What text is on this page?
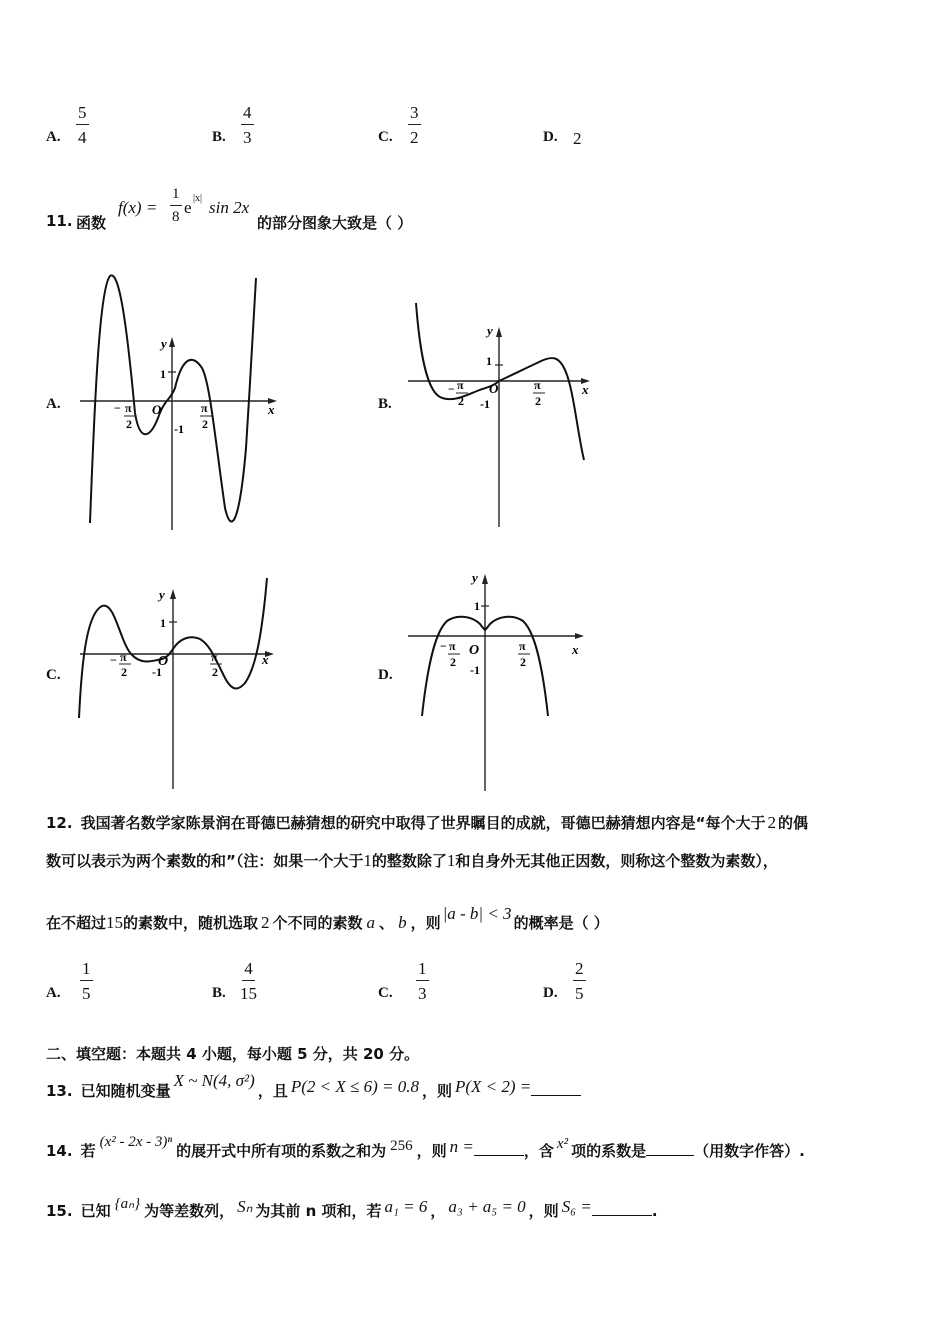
A. $\frac{5}{4}$	B. $\frac{4}{3}$	C. $\frac{3}{2}$	D. 2
11. 函数
$f(x) = \frac{1}{8}$ e |x| sin 2x
的部分图象大致是（ ）
A.
y
x
O
1
-1
− π
2
π
2
B.
y
x
O
1
-1
− π
2
π
2
C.
y
x
O
1
-1
− π
2
π
2	D.
y
x
O
1
-1
− π
2
π
2
12. 我国著名数学家陈景润在哥德巴赫猜想的研究中取得了世界瞩目的成就，哥德巴赫猜想内容是“每个大于 2 的偶
数可以表示为两个素数的和”（注：如果一个大于1的整数除了1和自身外无其他正因数，则称这个整数为素数），
在不超过15的素数中，随机选取 2 个不同的素数 a 、 b ，则 |a - b| < 3 的概率是（ ）
A. $\frac{1}{5}$	B. $\frac{4}{15}$	C. $\frac{1}{3}$	D. $\frac{2}{5}$
二、填空题：本题共 4 小题，每小题 5 分，共 20 分。
13. 已知随机变量X ~ N(4, σ²)，且 P(2 < X ≤ 6) = 0.8 ，则 P(X < 2) =
14. 若 (x² - 2x - 3)ⁿ 的展开式中所有项的系数之和为 256 ，则 n =	，含 x² 项的系数是	（用数字作答）.
15. 已知 {aₙ} 为等差数列， Sₙ 为其前 n 项和，若 a₁ = 6 ， a₃ + a₅ = 0 ，则 S₆ =	.
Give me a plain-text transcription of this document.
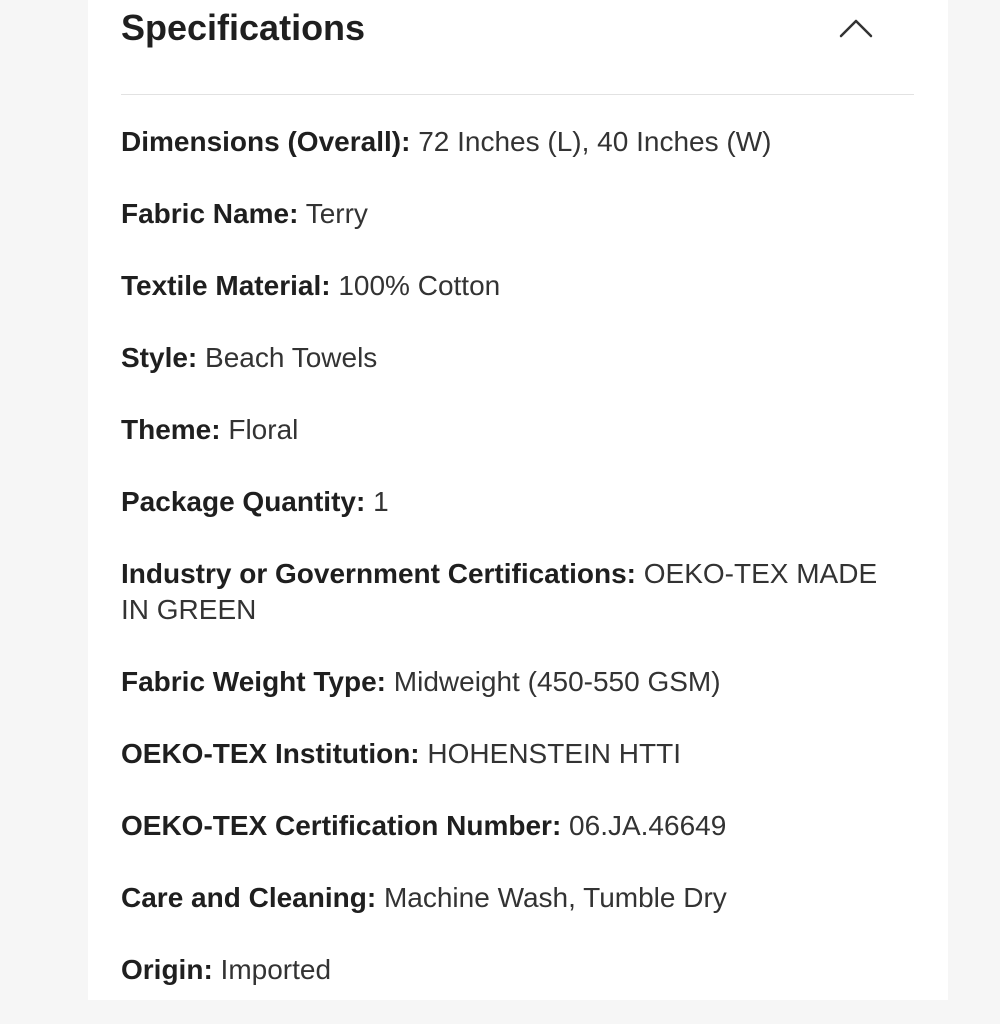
Specifications
Dimensions (Overall): 72 Inches (L), 40 Inches (W)
Fabric Name: Terry
Textile Material: 100% Cotton
Style: Beach Towels
Theme: Floral
Package Quantity: 1
Industry or Government Certifications: OEKO-TEX MADE IN GREEN
Fabric Weight Type: Midweight (450-550 GSM)
OEKO-TEX Institution: HOHENSTEIN HTTI
OEKO-TEX Certification Number: 06.JA.46649
Care and Cleaning: Machine Wash, Tumble Dry
Origin: Imported
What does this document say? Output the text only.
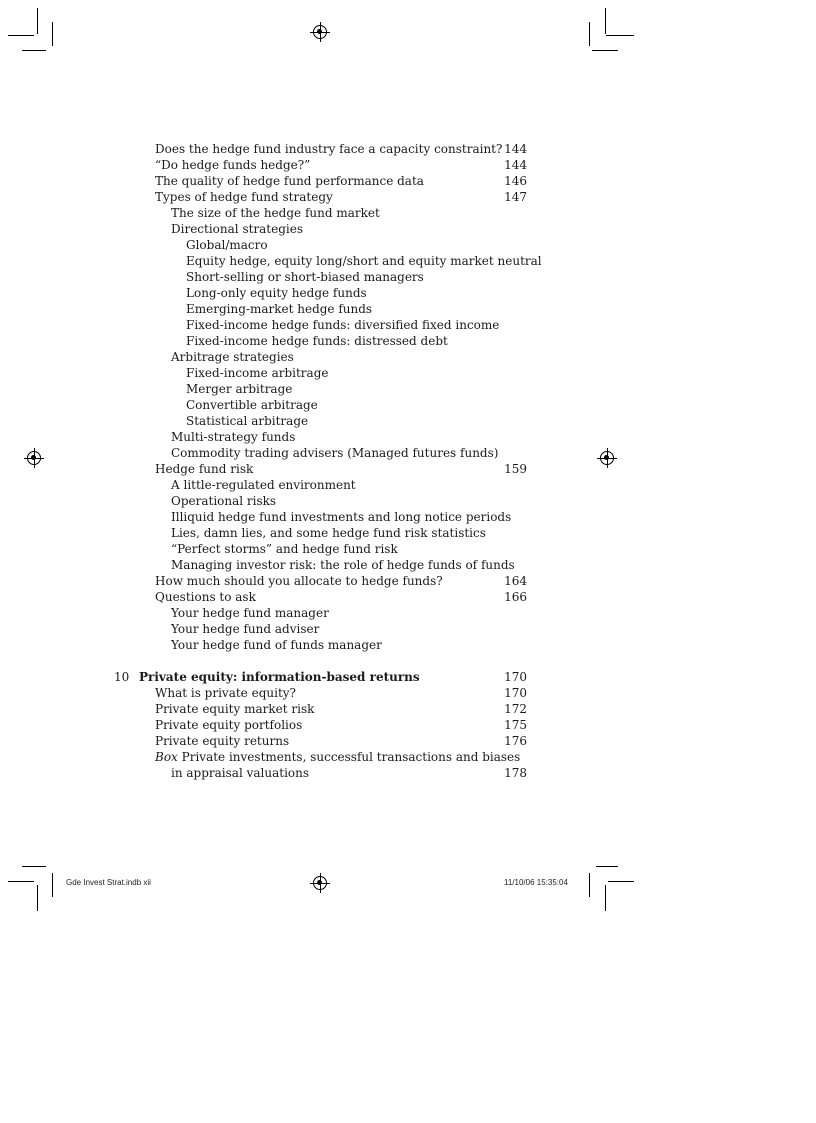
Does the hedge fund industry face a capacity constraint? 144
“Do hedge funds hedge?”	144
The quality of hedge fund performance data	146
Types of hedge fund strategy	147
The size of the hedge fund market
Directional strategies
Global/macro
Equity hedge, equity long/short and equity market neutral
Short-selling or short-biased managers
Long-only equity hedge funds
Emerging-market hedge funds
Fixed-income hedge funds: diversified fixed income
Fixed-income hedge funds: distressed debt
Arbitrage strategies
Fixed-income arbitrage
Merger arbitrage
Convertible arbitrage
Statistical arbitrage
Multi-strategy funds
Commodity trading advisers (Managed futures funds)
Hedge fund risk	159
A little-regulated environment
Operational risks
Illiquid hedge fund investments and long notice periods
Lies, damn lies, and some hedge fund risk statistics
“Perfect storms” and hedge fund risk
Managing investor risk: the role of hedge funds of funds
How much should you allocate to hedge funds?	164
Questions to ask	166
Your hedge fund manager
Your hedge fund adviser
Your hedge fund of funds manager
10 Private equity: information-based returns	170
What is private equity?	170
Private equity market risk	172
Private equity portfolios	175
Private equity returns	176
Box Private investments, successful transactions and biases
in appraisal valuations	178
Gde Invest Strat.indb xii	11/10/06 15:35:04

^^^^^^^^^^^^^^^^

Above are some records. Count the lines among them with the word "equity", and answer with the number only.

7